### WHAT IS BEING ASKED
Transcribe the entries below exactly; leave every image out.

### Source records
# # # # # # #
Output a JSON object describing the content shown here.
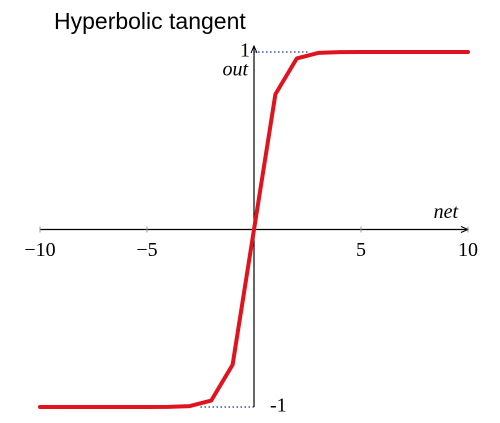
{
  "chart_data": {
    "type": "line",
    "title": "Hyperbolic tangent",
    "x_label": "net",
    "y_label": "out",
    "x": [
      -10,
      -9,
      -8,
      -7,
      -6,
      -5,
      -4,
      -3,
      -2,
      -1,
      0,
      1,
      2,
      3,
      4,
      5,
      6,
      7,
      8,
      9,
      10
    ],
    "values": [
      -1,
      -1,
      -1,
      -1,
      -1,
      -1,
      -0.999,
      -0.995,
      -0.964,
      -0.762,
      0,
      0.762,
      0.964,
      0.995,
      0.999,
      1,
      1,
      1,
      1,
      1,
      1
    ],
    "color": "#e0141e",
    "xlim": [
      -10,
      10
    ],
    "xticks": [
      {
        "value": -10,
        "label": "−10"
      },
      {
        "value": -5,
        "label": "−5"
      },
      5,
      10
    ],
    "ylim": [
      -1,
      1
    ],
    "yticks": [
      -1,
      1
    ]
  }
}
# # # # # # #
### WRITTEN ANSWER
Output a JSON object describing the content shown here.
{
  "chart_data": {
    "type": "line",
    "title": "Hyperbolic tangent",
    "x_label": "net",
    "y_label": "out",
    "x": [
      -10,
      -9,
      -8,
      -7,
      -6,
      -5,
      -4,
      -3,
      -2,
      -1,
      0,
      1,
      2,
      3,
      4,
      5,
      6,
      7,
      8,
      9,
      10
    ],
    "values": [
      -1,
      -1,
      -1,
      -1,
      -1,
      -1,
      -0.999,
      -0.995,
      -0.964,
      -0.762,
      0,
      0.762,
      0.964,
      0.995,
      0.999,
      1,
      1,
      1,
      1,
      1,
      1
    ],
    "color": "#e0141e",
    "xlim": [
      -10,
      10
    ],
    "xticks": [
      {
        "value": -10,
        "label": "−10"
      },
      {
        "value": -5,
        "label": "−5"
      },
      5,
      10
    ],
    "ylim": [
      -1,
      1
    ],
    "yticks": [
      -1,
      1
    ]
  }
}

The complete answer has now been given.